Data entries
● ● ● ● ●

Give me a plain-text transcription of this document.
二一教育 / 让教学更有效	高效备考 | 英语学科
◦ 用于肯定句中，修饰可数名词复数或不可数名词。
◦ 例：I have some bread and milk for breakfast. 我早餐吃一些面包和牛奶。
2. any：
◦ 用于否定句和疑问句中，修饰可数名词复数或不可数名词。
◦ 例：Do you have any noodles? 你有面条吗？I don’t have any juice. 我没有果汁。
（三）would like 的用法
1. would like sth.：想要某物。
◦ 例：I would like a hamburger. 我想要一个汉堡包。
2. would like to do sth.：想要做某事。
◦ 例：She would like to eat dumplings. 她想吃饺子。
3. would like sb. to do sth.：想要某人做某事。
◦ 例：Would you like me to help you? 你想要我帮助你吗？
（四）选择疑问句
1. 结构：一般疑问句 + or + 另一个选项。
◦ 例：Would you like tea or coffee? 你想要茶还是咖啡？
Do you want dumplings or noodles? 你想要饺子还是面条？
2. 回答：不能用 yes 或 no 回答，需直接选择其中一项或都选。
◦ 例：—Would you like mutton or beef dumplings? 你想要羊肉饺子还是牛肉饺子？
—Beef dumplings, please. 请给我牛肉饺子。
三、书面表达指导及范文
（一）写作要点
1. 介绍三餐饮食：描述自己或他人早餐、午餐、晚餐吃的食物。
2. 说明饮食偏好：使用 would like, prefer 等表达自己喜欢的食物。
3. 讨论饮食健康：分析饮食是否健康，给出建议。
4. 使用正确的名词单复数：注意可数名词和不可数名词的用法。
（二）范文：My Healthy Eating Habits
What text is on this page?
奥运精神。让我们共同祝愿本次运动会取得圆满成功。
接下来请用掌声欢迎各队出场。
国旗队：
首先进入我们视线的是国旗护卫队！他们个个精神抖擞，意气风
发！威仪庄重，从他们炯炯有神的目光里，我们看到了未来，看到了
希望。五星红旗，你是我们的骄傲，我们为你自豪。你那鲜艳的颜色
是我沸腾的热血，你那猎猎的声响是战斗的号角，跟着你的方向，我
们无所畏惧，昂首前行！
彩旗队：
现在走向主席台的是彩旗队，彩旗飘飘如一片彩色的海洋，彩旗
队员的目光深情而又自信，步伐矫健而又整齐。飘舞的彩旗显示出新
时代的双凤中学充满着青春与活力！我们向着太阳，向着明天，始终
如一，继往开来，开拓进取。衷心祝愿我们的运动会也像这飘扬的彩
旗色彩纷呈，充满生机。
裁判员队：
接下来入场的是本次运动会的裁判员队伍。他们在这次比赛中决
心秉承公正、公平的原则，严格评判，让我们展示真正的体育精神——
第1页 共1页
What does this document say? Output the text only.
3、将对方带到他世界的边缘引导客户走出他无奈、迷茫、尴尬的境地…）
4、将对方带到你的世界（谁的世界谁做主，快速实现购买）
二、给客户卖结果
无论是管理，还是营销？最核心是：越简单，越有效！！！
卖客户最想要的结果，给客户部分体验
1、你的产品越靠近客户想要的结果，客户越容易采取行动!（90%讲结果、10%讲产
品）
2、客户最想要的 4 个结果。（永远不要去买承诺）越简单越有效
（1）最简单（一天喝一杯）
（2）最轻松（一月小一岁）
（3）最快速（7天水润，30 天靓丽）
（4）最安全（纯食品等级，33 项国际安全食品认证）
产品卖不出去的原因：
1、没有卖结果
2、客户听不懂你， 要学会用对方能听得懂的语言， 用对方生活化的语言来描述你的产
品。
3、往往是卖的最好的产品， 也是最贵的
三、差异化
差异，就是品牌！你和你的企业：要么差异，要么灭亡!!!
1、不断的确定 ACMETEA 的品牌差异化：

● ● ● ● ●

Stated goal:
Write out every entry exactly as given.

Finished exercise:
Give me a plain-text transcription of this document.
二一教育 / 让教学更有效	高效备考 | 英语学科
◦ 用于肯定句中，修饰可数名词复数或不可数名词。
◦ 例：I have some bread and milk for breakfast. 我早餐吃一些面包和牛奶。
2. any：
◦ 用于否定句和疑问句中，修饰可数名词复数或不可数名词。
◦ 例：Do you have any noodles? 你有面条吗？I don’t have any juice. 我没有果汁。
（三）would like 的用法
1. would like sth.：想要某物。
◦ 例：I would like a hamburger. 我想要一个汉堡包。
2. would like to do sth.：想要做某事。
◦ 例：She would like to eat dumplings. 她想吃饺子。
3. would like sb. to do sth.：想要某人做某事。
◦ 例：Would you like me to help you? 你想要我帮助你吗？
（四）选择疑问句
1. 结构：一般疑问句 + or + 另一个选项。
◦ 例：Would you like tea or coffee? 你想要茶还是咖啡？
Do you want dumplings or noodles? 你想要饺子还是面条？
2. 回答：不能用 yes 或 no 回答，需直接选择其中一项或都选。
◦ 例：—Would you like mutton or beef dumplings? 你想要羊肉饺子还是牛肉饺子？
—Beef dumplings, please. 请给我牛肉饺子。
三、书面表达指导及范文
（一）写作要点
1. 介绍三餐饮食：描述自己或他人早餐、午餐、晚餐吃的食物。
2. 说明饮食偏好：使用 would like, prefer 等表达自己喜欢的食物。
3. 讨论饮食健康：分析饮食是否健康，给出建议。
4. 使用正确的名词单复数：注意可数名词和不可数名词的用法。
（二）范文：My Healthy Eating Habits
What text is on this page?
奥运精神。让我们共同祝愿本次运动会取得圆满成功。
接下来请用掌声欢迎各队出场。
国旗队：
首先进入我们视线的是国旗护卫队！他们个个精神抖擞，意气风
发！威仪庄重，从他们炯炯有神的目光里，我们看到了未来，看到了
希望。五星红旗，你是我们的骄傲，我们为你自豪。你那鲜艳的颜色
是我沸腾的热血，你那猎猎的声响是战斗的号角，跟着你的方向，我
们无所畏惧，昂首前行！
彩旗队：
现在走向主席台的是彩旗队，彩旗飘飘如一片彩色的海洋，彩旗
队员的目光深情而又自信，步伐矫健而又整齐。飘舞的彩旗显示出新
时代的双凤中学充满着青春与活力！我们向着太阳，向着明天，始终
如一，继往开来，开拓进取。衷心祝愿我们的运动会也像这飘扬的彩
旗色彩纷呈，充满生机。
裁判员队：
接下来入场的是本次运动会的裁判员队伍。他们在这次比赛中决
心秉承公正、公平的原则，严格评判，让我们展示真正的体育精神——
第1页 共1页
What does this document say? Output the text only.
3、将对方带到他世界的边缘引导客户走出他无奈、迷茫、尴尬的境地…）
4、将对方带到你的世界（谁的世界谁做主，快速实现购买）
二、给客户卖结果
无论是管理，还是营销？最核心是：越简单，越有效！！！
卖客户最想要的结果，给客户部分体验
1、你的产品越靠近客户想要的结果，客户越容易采取行动!（90%讲结果、10%讲产
品）
2、客户最想要的 4 个结果。（永远不要去买承诺）越简单越有效
（1）最简单（一天喝一杯）
（2）最轻松（一月小一岁）
（3）最快速（7天水润，30 天靓丽）
（4）最安全（纯食品等级，33 项国际安全食品认证）
产品卖不出去的原因：
1、没有卖结果
2、客户听不懂你， 要学会用对方能听得懂的语言， 用对方生活化的语言来描述你的产
品。
3、往往是卖的最好的产品， 也是最贵的
三、差异化
差异，就是品牌！你和你的企业：要么差异，要么灭亡!!!
1、不断的确定 ACMETEA 的品牌差异化：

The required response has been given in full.